• Requirements:
Extract all lines that hold the string "trueClassification".

━━ Exercise input

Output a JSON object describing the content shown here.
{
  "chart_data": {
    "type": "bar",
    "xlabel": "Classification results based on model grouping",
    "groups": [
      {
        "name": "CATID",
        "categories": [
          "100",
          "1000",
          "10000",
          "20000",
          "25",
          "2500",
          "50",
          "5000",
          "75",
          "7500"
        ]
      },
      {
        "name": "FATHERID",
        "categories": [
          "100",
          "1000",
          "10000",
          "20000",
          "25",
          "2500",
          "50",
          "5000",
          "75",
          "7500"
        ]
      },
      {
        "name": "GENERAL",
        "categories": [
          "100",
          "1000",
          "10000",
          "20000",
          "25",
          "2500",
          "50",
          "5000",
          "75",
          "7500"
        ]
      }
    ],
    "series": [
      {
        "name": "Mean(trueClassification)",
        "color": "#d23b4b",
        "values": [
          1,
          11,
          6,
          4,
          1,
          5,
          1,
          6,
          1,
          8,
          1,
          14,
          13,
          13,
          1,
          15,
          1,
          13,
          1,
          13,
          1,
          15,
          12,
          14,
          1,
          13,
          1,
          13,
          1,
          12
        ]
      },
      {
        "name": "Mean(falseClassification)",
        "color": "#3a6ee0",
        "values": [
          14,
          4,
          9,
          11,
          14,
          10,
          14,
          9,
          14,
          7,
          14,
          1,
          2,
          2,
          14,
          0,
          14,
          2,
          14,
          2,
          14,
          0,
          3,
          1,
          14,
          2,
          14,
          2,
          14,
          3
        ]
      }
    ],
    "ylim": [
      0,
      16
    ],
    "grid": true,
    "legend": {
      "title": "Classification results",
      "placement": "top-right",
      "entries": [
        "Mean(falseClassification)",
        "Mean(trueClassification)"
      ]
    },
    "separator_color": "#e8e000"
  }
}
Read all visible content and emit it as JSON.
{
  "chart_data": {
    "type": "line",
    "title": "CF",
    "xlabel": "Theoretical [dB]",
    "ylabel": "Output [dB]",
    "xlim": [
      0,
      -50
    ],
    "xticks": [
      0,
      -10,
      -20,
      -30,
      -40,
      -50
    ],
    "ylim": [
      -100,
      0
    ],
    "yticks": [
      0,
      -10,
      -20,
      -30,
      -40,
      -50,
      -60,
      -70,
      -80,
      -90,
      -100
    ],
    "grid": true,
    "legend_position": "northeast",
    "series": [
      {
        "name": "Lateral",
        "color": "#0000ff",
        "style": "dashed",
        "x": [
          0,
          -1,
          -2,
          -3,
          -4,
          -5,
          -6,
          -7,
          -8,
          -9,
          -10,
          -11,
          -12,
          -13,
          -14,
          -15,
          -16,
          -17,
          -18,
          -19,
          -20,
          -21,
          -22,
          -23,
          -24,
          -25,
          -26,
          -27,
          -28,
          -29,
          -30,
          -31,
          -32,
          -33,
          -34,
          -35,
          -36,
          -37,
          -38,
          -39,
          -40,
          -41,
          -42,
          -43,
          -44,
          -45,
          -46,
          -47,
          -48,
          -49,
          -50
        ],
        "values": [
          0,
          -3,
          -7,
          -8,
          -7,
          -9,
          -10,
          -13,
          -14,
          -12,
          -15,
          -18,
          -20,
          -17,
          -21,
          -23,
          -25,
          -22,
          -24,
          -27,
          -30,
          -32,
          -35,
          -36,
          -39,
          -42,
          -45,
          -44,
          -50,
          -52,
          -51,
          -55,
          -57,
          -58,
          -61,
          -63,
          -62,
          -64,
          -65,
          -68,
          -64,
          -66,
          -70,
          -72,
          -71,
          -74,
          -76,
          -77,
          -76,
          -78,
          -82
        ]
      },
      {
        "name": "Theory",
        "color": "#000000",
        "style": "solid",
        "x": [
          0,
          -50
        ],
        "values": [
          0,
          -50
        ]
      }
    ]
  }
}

━━━━

• Exercise result:
        "name": "Mean(trueClassification)",
        "Mean(trueClassification)"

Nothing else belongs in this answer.